[The problem]:
How many lines in the records below contain the word "colors"? Give only the number.

── Records supplied ──

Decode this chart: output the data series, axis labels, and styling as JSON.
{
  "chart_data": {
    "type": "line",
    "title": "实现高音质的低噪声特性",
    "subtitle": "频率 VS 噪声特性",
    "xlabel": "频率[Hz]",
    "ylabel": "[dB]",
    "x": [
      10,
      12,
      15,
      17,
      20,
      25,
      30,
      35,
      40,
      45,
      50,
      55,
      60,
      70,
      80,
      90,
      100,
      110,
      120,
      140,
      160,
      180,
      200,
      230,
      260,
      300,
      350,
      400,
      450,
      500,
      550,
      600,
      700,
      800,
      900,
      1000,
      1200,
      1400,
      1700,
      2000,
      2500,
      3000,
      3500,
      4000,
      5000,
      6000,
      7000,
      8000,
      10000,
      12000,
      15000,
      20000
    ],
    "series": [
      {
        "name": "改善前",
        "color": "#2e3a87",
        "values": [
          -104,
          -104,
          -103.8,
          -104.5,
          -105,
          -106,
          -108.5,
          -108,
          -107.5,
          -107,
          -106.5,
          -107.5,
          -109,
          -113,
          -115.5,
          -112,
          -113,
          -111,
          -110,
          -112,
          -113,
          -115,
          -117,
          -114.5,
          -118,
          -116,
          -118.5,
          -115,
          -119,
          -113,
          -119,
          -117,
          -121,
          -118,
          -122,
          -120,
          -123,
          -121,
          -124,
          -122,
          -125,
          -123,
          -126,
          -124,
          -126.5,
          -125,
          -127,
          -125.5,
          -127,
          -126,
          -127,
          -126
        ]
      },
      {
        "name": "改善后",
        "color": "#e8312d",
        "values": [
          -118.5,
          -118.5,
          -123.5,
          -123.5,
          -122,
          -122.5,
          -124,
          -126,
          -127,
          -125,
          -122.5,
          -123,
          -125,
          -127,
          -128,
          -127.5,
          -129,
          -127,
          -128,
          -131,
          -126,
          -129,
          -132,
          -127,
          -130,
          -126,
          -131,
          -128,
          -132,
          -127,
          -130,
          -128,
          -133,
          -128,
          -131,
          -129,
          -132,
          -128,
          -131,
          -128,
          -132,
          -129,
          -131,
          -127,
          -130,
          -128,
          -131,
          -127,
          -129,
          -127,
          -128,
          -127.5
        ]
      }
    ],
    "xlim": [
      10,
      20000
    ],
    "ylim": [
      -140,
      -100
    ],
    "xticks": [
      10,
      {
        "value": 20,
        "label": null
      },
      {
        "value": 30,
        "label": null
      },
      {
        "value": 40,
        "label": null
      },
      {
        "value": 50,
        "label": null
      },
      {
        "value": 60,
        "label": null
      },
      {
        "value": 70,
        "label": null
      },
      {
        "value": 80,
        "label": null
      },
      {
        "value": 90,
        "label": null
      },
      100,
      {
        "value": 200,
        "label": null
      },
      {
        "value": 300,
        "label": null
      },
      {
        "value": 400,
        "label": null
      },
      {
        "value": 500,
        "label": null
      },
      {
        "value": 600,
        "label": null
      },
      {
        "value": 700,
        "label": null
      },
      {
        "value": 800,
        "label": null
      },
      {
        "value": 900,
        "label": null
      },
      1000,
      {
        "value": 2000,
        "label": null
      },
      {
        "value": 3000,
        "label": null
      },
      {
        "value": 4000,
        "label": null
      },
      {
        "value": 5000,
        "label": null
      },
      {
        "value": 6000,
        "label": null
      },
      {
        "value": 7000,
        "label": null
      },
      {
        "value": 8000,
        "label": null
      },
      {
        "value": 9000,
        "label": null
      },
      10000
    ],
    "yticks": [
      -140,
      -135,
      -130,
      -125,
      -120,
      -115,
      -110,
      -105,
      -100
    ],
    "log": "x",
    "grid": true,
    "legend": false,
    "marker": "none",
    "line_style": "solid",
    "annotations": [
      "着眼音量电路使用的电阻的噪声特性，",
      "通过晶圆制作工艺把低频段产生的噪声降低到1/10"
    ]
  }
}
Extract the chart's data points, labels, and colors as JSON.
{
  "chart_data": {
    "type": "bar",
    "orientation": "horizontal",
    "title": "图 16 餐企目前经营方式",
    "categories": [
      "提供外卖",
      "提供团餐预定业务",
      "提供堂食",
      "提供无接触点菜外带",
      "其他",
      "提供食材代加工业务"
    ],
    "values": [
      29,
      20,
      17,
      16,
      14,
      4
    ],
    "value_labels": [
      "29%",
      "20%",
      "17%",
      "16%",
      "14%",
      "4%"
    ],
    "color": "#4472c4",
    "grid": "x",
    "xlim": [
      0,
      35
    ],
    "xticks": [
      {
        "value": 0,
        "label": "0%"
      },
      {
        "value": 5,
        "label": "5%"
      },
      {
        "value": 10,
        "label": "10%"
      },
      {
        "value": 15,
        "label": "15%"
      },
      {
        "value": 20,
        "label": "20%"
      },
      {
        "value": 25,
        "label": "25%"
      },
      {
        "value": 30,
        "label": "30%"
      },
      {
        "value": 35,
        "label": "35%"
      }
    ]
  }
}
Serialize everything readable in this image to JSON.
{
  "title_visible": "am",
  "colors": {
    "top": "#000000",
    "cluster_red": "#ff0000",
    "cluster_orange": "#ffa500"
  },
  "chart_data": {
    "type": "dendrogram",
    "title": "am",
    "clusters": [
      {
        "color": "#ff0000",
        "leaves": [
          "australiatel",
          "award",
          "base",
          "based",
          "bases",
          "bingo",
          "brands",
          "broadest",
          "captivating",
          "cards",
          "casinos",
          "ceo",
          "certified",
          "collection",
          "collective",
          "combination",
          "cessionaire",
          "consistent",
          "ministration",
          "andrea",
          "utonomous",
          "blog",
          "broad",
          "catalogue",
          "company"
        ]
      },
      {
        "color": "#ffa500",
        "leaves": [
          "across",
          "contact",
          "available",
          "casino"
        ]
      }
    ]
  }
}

───

[Full solution]:
2